━━━━━ 文章の抜粋 ━━━━━
トリガーポイントを使って、腰方形筋を「楽」にほぐす方法

トリガーポイント

今回はトリガーポイントを使って、腰方形筋を「楽」にほぐすポイントをまとめてみました。

 

主に腰痛の方に対して用いることが多いですが、

それ以外にも機能的な脚長差の問題など腰痛以外での問題でもアプローチする部位なので、知っておいて損はないと思います!

 

腰方形筋の概要

 

起始:腸骨稜
停止:第12肋骨、第1〜4腰椎横突起
支配神経:腰神経叢(Th12、L1〜4)
作用:腰椎の伸展、努力性呼気時の12肋骨の固定➡︎両側での作用
体幹の同側方への側屈➡︎片側での作用
腰方形筋はいわゆる背筋と言われる、脊柱起立筋の外側に位置しています。
そのため作用も脊柱起立筋と似通った作用があり、主に両側での働きと片速での働きがあります。
脊柱起立筋と異なる点は、
第12肋骨に付着しているため、呼吸運動にも関与します。
主に呼気時の肋骨の動きを制限する時に働くと言われています。

腰方形筋の関連痛領域

主に臀部の後面から前面にかけて痛みを引き起こします。

 

基本的には外速を中心とした関連痛であることが多いです。

 

トイレがーポイントの形成場所によっては関連痛の位置が下方に下がることがあります。
━━━━━ 渡すデータ ━━━━━
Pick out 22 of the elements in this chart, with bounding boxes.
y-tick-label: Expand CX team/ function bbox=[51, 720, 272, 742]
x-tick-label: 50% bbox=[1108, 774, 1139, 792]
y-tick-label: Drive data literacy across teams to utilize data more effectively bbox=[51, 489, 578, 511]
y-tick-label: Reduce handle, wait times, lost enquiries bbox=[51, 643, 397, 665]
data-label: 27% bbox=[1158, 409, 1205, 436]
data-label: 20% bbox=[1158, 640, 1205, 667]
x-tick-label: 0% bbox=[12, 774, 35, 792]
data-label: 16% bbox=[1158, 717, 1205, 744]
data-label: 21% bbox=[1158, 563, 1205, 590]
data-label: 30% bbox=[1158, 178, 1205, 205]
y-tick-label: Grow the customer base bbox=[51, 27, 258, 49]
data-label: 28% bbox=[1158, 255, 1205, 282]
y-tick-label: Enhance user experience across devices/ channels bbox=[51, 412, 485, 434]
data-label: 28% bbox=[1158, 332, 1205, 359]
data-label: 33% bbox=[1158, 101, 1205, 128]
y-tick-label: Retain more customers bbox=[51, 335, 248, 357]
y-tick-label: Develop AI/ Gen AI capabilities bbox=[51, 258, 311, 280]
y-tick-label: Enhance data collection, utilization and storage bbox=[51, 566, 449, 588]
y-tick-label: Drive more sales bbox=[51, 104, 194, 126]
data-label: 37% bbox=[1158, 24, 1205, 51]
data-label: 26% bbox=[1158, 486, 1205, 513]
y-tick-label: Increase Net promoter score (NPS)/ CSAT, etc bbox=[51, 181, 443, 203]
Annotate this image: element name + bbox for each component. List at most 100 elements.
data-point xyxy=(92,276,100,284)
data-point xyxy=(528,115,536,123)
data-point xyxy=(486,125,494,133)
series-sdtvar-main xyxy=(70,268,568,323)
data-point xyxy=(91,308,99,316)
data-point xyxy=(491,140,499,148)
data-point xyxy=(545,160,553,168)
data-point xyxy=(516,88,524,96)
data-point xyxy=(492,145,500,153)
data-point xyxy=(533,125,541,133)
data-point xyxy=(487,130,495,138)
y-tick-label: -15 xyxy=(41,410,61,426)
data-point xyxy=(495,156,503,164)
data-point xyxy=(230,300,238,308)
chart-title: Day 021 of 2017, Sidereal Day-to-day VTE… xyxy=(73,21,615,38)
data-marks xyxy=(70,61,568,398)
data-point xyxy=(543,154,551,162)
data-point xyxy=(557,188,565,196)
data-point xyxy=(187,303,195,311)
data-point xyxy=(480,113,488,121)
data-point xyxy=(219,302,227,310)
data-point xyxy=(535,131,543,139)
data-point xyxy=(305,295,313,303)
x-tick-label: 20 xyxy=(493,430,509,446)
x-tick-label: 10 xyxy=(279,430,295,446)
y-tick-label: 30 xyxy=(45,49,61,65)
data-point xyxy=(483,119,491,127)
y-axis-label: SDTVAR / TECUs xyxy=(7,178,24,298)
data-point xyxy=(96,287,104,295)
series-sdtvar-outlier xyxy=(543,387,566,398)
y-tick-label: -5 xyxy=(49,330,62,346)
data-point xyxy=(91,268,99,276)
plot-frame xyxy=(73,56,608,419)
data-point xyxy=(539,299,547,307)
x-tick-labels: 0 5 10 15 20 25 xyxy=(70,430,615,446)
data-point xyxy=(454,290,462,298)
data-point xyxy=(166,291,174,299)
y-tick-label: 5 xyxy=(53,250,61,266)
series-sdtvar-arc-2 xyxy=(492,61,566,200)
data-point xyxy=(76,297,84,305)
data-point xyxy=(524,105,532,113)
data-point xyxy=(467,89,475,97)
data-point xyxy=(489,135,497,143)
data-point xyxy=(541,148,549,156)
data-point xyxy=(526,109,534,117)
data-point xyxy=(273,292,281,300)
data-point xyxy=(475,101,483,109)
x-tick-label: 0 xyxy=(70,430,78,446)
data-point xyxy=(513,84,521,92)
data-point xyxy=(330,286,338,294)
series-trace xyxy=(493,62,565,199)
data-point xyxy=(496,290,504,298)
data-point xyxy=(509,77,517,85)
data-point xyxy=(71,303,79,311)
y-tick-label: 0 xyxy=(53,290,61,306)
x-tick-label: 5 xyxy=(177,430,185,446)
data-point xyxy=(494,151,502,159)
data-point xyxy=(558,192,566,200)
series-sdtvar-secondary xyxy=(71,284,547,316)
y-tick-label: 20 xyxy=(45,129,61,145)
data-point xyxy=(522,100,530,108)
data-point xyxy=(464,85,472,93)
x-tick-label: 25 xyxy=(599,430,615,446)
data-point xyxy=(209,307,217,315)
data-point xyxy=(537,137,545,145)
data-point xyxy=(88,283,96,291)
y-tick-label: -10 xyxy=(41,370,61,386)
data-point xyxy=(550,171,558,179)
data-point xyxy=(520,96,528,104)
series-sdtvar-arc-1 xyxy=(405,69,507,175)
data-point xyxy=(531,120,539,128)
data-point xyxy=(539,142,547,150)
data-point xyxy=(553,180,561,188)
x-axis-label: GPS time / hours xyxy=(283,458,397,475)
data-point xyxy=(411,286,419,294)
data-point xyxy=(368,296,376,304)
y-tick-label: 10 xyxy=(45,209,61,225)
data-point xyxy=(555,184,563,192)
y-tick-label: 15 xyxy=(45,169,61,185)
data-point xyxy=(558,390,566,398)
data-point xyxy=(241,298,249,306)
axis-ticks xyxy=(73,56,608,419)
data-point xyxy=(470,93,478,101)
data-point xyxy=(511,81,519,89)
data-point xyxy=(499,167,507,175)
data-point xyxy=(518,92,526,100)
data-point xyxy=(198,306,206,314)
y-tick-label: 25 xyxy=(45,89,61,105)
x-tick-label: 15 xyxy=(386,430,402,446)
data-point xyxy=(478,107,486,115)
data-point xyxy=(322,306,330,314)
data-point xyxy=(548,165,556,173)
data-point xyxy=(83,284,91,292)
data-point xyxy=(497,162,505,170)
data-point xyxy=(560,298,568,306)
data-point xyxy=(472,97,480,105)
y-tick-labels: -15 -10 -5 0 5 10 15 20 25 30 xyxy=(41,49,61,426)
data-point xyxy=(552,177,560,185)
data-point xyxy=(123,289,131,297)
━━━━━
### 作業の内容 A
腰方形筋の記事を読んで、次の質問に答えてください。
(i) 腰方形筋の起始はどこですか。
(ii) 腰方形筋の支配神経は何ですか。
(iii) 腰方形筋の関連痛は、主にどこからどこにかけて起こりますか。
### 作業の内容 B
腰方形筋の記事で「主に腰痛の方に対して」から始まる段落を、要点を残したまま短い箇条書きにしてください。
### 作業の内容 C
腰方形筋の記事の最後の文に続けて、その先を書き継いでください。

### 答えの例 A
(i) 腸骨稜
(ii) 腰神経叢(Th12、L1〜4)
(iii) 臀部の後面から前面にかけて

### 答えの例 B
・主に腰痛の人に対して使うことが多い
・機能的な脚長差など、腰痛以外の問題でもアプローチする部位である
・知っておいて損はない

### 答えの例 C
また腰方形筋は、キートリガーポイントになることがあり、腰の痛みだけでなく、下肢の疼痛(主に外側)にも関与することがあります。

 

キートリガーポイントについてはこちらをどうぞ

アナトミー・トレインの知識を使って、トリガーポイントを「楽」に見つける方法
どうも! 脱力系理学療法士のおはぎです! 今回はトリガーポイントを見つけやすくするための提案ができたらなと思います。 トリガーポイントをリリースしてるのに...

 

腰方形筋の関連痛領域が中臀筋や小臀筋の部位と近い位置になるため、この部位のトリガーポイントが腰方形筋の関連痛によって活性化することがあります。

 

腰痛の方に臀部のトリガーポイントをリリースしているのに痛みがまだ取りきれないという方は、この腰方形筋のトリガーポイントを見逃している可能性があります。

 

 

痛み以外での腰方形筋の関与

腰方形筋のトリガーポイントは腰痛以外にも、身体に様々な影響を与えます。

 

そのうちの1つとして、「機能的脚長差」があります。

 

機能的脚長差とは、実際の脚長差とは異なり形態測定などで左右の長さは同じなのにも関わらず、ある動作や姿勢になると片側の脚が短くなったり、長く感じたりすることを言います。

 

これは自分の臨床上の経験ですが、疾患を問わず様々な方にみられています。

 

この機能的脚長差の要因としてあげられるものが片側の骨盤の挙上です。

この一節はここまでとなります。